Given problem
Examine the material below and count the lines that hold the word "чтобы". Report only the number.

Stored data
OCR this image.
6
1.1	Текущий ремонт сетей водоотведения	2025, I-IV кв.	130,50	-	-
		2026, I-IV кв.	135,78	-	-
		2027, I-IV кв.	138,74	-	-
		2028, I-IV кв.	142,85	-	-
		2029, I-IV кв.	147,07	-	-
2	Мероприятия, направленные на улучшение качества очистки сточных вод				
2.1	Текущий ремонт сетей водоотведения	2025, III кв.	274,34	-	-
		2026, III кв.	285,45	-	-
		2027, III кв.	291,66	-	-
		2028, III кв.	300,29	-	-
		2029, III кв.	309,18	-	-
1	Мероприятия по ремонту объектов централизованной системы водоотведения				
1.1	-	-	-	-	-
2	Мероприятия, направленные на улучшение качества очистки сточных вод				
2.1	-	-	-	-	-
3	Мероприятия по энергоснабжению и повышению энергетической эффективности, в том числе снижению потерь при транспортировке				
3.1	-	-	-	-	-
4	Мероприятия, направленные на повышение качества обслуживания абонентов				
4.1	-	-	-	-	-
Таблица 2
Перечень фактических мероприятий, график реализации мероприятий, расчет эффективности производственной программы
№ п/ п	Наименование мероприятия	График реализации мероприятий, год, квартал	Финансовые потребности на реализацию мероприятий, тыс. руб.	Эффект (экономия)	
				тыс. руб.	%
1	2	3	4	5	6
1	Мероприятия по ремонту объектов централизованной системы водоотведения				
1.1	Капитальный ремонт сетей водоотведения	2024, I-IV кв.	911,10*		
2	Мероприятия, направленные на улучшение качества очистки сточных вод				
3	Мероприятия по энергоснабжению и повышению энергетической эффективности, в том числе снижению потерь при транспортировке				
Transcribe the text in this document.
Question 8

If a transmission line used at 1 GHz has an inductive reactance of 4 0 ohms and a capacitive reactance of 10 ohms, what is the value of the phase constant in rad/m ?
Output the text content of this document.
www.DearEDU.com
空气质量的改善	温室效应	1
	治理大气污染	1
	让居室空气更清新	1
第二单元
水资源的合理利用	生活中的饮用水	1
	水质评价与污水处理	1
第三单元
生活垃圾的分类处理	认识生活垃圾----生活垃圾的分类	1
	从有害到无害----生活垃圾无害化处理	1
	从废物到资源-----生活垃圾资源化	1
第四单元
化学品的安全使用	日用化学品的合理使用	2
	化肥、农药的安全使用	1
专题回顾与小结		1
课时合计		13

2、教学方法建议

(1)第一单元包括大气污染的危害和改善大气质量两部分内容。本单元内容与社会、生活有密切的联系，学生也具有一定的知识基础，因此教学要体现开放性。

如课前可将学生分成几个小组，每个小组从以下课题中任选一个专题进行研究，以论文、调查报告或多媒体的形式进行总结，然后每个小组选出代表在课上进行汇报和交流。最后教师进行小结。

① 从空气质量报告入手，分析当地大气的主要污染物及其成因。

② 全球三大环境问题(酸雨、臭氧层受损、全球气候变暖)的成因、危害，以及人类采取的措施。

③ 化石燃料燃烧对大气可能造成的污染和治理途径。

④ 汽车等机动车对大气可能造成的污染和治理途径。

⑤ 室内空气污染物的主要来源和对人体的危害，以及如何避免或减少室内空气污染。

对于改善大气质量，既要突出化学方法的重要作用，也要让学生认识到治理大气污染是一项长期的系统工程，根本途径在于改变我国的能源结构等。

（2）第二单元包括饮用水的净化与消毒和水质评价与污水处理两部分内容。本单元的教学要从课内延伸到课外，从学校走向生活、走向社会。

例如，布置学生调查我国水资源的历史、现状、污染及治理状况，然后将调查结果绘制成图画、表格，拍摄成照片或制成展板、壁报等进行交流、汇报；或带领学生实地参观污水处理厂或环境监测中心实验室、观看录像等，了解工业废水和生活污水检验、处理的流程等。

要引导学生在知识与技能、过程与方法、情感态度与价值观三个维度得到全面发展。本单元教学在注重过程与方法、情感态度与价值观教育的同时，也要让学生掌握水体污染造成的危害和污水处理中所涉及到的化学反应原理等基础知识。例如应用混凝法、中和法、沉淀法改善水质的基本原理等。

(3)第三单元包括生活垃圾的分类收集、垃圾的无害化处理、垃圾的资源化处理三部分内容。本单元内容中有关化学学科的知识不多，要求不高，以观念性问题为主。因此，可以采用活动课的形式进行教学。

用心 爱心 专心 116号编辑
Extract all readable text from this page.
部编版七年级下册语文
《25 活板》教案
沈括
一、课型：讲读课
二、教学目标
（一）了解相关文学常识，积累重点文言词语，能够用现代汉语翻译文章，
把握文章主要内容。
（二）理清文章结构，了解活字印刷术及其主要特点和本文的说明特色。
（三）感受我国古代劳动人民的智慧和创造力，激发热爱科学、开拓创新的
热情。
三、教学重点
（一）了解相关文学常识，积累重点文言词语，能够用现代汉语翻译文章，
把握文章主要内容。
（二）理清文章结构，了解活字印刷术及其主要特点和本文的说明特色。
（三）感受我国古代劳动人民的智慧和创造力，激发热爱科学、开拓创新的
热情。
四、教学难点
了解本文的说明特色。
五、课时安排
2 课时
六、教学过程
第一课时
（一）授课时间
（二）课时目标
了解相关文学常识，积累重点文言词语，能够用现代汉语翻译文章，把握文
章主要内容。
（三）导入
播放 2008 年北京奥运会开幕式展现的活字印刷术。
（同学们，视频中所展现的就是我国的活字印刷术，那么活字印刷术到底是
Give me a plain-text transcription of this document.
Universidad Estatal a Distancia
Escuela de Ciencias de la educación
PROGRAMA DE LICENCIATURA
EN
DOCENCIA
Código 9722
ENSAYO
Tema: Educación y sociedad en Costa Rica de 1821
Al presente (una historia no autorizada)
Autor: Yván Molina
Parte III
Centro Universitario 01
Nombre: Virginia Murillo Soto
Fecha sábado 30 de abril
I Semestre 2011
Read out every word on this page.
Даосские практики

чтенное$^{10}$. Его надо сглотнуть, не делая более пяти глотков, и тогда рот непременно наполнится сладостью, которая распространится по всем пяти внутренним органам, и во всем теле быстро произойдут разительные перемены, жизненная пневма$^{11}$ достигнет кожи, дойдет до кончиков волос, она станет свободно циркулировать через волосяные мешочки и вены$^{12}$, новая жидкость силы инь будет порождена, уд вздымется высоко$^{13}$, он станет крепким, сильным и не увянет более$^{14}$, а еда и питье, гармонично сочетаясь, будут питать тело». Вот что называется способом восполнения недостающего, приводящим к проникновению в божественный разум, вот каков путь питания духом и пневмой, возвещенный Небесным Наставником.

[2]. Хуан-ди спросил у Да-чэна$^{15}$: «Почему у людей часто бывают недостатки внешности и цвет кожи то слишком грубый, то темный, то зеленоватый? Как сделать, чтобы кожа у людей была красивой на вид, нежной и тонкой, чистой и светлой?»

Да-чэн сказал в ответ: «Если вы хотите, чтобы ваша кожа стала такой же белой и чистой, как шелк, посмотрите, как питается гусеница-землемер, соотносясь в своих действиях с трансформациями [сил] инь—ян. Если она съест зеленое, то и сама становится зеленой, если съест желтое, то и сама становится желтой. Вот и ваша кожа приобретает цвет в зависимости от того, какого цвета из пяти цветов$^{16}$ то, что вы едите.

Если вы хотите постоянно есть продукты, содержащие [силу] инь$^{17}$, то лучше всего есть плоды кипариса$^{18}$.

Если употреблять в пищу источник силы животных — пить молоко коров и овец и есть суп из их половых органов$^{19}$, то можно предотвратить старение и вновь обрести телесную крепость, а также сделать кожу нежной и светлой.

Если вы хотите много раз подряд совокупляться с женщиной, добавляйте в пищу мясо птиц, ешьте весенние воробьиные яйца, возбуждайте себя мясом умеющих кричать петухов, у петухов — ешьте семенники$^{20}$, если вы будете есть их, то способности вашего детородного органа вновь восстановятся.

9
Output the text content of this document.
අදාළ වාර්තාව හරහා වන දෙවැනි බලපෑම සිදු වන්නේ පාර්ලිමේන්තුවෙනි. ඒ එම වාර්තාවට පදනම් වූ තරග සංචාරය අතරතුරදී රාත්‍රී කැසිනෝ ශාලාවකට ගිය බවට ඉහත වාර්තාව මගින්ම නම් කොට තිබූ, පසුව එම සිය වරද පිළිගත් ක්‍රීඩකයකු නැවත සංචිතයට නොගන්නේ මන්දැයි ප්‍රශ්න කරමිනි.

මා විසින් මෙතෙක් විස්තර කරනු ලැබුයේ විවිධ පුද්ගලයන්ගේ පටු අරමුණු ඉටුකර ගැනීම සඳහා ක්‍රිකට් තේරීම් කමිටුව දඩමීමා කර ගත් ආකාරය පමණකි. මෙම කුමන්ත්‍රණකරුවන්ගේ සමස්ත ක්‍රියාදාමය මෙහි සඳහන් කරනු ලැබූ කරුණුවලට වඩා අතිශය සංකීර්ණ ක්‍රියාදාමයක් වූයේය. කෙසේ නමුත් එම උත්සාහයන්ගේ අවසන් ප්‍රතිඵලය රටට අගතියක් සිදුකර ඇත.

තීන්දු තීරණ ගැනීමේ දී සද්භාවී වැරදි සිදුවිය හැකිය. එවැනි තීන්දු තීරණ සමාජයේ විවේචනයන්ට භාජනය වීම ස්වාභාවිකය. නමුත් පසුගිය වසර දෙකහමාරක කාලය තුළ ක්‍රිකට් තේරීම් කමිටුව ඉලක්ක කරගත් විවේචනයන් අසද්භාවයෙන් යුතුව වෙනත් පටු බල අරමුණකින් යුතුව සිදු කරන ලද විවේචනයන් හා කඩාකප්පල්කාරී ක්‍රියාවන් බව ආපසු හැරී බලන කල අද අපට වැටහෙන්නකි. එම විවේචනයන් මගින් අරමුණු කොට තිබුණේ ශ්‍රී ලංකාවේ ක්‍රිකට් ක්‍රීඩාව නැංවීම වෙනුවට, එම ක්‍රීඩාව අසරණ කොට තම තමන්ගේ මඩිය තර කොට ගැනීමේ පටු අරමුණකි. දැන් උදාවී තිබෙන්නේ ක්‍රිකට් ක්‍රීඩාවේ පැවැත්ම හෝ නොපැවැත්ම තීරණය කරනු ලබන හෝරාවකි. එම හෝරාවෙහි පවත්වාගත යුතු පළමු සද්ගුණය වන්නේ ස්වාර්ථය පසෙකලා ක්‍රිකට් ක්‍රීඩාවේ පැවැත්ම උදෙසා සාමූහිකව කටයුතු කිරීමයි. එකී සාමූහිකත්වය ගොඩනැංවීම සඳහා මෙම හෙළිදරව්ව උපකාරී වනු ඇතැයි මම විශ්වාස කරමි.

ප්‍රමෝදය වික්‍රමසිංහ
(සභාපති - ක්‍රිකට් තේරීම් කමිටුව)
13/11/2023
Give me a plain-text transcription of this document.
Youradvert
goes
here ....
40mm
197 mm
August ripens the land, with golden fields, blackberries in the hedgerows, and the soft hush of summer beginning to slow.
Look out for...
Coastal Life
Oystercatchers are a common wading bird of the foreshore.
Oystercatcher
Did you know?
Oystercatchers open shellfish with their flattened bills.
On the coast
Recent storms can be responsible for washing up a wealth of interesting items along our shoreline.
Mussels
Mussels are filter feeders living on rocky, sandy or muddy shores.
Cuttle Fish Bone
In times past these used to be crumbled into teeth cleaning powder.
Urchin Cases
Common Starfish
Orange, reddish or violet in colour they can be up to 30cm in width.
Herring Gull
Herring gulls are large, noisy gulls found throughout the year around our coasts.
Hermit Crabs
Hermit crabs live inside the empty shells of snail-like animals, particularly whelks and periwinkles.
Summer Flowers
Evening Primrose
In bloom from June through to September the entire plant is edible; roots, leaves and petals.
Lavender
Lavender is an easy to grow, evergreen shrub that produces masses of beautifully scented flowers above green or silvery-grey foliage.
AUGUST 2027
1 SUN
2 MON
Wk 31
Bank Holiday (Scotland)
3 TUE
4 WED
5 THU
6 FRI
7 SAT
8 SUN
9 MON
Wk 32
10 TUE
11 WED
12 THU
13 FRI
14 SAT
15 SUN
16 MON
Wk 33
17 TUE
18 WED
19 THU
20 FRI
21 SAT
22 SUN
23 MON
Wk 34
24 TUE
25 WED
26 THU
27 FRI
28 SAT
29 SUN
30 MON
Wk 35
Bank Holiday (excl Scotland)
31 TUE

Result of this exercise
2